Data provided ->
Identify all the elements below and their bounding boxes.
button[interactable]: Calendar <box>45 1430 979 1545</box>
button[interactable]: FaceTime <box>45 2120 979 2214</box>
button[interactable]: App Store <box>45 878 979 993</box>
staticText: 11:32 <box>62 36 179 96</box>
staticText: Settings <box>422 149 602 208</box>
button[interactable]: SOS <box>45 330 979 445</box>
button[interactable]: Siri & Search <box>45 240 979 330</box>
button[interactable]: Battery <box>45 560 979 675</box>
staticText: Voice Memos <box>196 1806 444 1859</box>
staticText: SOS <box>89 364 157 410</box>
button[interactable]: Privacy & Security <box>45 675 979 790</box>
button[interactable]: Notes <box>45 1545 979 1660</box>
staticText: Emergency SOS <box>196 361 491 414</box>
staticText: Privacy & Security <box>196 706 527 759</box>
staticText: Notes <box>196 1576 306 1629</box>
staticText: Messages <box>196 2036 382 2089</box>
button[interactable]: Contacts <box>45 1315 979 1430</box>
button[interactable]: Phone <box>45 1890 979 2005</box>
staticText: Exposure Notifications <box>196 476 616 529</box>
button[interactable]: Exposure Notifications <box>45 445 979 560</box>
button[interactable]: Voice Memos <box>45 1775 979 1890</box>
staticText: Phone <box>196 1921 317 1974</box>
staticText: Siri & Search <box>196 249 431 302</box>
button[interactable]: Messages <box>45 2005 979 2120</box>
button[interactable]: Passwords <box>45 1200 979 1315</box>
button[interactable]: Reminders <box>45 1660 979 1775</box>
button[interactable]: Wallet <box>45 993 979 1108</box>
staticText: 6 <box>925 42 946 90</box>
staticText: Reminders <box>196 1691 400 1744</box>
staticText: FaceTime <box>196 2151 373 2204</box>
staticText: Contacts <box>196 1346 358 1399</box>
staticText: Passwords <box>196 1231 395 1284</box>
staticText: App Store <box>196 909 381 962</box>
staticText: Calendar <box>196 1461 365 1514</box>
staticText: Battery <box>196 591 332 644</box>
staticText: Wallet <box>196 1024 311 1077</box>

Stated problem -> Print every line of the items above again, unchanged and in the same order.

Result of this task ->
Identify all the elements below and their bounding boxes.
button[interactable]: Calendar <box>45 1430 979 1545</box>
button[interactable]: FaceTime <box>45 2120 979 2214</box>
button[interactable]: App Store <box>45 878 979 993</box>
staticText: 11:32 <box>62 36 179 96</box>
staticText: Settings <box>422 149 602 208</box>
button[interactable]: SOS <box>45 330 979 445</box>
button[interactable]: Siri & Search <box>45 240 979 330</box>
button[interactable]: Battery <box>45 560 979 675</box>
staticText: Voice Memos <box>196 1806 444 1859</box>
staticText: SOS <box>89 364 157 410</box>
button[interactable]: Privacy & Security <box>45 675 979 790</box>
button[interactable]: Notes <box>45 1545 979 1660</box>
staticText: Emergency SOS <box>196 361 491 414</box>
staticText: Privacy & Security <box>196 706 527 759</box>
staticText: Notes <box>196 1576 306 1629</box>
staticText: Messages <box>196 2036 382 2089</box>
button[interactable]: Contacts <box>45 1315 979 1430</box>
button[interactable]: Phone <box>45 1890 979 2005</box>
staticText: Exposure Notifications <box>196 476 616 529</box>
button[interactable]: Exposure Notifications <box>45 445 979 560</box>
button[interactable]: Voice Memos <box>45 1775 979 1890</box>
staticText: Phone <box>196 1921 317 1974</box>
staticText: Siri & Search <box>196 249 431 302</box>
button[interactable]: Messages <box>45 2005 979 2120</box>
button[interactable]: Passwords <box>45 1200 979 1315</box>
button[interactable]: Reminders <box>45 1660 979 1775</box>
button[interactable]: Wallet <box>45 993 979 1108</box>
staticText: 6 <box>925 42 946 90</box>
staticText: Reminders <box>196 1691 400 1744</box>
staticText: FaceTime <box>196 2151 373 2204</box>
staticText: Contacts <box>196 1346 358 1399</box>
staticText: Passwords <box>196 1231 395 1284</box>
staticText: App Store <box>196 909 381 962</box>
staticText: Calendar <box>196 1461 365 1514</box>
staticText: Battery <box>196 591 332 644</box>
staticText: Wallet <box>196 1024 311 1077</box>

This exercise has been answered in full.